--- BEGIN ---

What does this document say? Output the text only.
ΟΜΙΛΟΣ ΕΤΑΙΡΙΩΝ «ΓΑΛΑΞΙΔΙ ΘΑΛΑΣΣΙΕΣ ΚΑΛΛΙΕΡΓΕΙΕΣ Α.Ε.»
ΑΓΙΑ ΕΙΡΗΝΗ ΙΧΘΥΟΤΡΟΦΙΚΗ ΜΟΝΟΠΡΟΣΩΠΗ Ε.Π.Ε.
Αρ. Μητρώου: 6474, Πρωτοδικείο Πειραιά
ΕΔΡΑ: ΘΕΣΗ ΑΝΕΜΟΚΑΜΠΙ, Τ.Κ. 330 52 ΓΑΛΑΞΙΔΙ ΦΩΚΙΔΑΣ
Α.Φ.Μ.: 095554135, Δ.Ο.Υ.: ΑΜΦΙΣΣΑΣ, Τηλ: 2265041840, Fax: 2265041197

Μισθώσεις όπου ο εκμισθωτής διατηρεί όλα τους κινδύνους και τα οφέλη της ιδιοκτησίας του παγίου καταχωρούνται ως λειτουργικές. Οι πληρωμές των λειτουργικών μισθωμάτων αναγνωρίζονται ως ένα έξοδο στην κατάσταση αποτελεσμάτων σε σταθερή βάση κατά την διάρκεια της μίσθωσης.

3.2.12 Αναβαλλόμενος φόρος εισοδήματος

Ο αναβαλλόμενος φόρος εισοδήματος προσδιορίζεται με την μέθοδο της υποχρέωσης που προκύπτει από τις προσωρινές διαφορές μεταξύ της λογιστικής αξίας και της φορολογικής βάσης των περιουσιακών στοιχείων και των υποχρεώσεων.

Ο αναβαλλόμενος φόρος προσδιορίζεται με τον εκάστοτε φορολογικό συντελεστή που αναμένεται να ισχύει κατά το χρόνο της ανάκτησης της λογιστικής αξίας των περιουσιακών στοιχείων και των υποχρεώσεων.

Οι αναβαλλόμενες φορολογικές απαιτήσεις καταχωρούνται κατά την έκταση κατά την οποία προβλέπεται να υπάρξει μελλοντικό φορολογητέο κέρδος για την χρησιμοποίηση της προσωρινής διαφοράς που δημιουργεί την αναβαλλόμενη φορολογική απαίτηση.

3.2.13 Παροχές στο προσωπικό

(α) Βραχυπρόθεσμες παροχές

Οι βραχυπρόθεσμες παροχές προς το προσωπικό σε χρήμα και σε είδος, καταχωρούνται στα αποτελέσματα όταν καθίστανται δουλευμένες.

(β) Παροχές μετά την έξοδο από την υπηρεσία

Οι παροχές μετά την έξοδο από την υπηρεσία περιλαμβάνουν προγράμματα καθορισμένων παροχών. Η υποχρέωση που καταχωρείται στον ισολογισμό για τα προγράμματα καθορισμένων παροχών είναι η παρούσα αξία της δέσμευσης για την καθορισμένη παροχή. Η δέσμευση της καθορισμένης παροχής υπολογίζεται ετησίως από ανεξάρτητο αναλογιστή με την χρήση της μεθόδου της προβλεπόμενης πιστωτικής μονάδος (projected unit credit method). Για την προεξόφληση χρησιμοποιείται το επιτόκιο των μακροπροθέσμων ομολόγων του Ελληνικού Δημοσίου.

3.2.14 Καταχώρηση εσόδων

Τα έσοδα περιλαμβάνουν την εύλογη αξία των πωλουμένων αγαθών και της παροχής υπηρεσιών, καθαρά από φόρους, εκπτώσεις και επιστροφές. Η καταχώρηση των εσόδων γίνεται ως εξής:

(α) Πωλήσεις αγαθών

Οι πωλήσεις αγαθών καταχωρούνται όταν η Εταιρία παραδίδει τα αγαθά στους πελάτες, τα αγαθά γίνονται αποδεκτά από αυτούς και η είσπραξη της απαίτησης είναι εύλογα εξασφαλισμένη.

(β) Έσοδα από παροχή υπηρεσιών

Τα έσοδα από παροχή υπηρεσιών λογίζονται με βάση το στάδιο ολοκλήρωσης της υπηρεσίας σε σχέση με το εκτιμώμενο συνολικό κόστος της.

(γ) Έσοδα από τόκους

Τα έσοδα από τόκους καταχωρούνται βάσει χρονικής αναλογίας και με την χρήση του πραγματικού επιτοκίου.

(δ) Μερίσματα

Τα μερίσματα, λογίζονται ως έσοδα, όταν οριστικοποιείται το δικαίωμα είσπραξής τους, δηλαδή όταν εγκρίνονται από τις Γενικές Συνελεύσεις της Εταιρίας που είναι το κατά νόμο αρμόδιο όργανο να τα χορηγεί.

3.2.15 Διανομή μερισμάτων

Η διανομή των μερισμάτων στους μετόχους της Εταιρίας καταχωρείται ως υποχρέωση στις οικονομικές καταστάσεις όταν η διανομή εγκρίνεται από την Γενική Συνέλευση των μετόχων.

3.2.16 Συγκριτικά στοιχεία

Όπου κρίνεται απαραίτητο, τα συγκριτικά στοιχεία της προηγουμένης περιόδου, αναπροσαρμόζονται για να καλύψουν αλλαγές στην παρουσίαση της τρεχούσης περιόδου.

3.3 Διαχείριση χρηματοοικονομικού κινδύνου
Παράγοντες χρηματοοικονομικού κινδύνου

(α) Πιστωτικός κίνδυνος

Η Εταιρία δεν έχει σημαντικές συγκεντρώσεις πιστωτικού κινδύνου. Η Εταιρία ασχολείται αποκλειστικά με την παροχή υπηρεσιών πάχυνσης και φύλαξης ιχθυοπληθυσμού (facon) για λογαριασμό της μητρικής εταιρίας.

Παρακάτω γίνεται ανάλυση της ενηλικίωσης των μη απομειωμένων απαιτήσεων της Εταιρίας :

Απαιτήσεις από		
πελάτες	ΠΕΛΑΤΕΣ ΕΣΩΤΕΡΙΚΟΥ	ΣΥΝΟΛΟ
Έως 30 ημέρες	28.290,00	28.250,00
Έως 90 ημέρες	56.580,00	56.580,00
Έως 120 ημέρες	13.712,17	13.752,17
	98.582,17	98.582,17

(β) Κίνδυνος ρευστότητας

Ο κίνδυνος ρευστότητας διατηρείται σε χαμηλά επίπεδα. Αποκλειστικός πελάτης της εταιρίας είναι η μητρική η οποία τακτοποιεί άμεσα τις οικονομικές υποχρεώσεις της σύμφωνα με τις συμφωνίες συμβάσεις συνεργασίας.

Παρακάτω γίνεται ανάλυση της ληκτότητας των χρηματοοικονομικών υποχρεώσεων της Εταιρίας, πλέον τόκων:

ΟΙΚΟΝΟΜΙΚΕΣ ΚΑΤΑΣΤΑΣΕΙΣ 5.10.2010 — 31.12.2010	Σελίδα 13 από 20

--- END ---

Copy every line in the records above that contains the word "τόκους".

(γ) Έσοδα από τόκους
Τα έσοδα από τόκους καταχωρούνται βάσει χρονικής αναλογίας και με την χρήση του πραγματικού επιτοκίου.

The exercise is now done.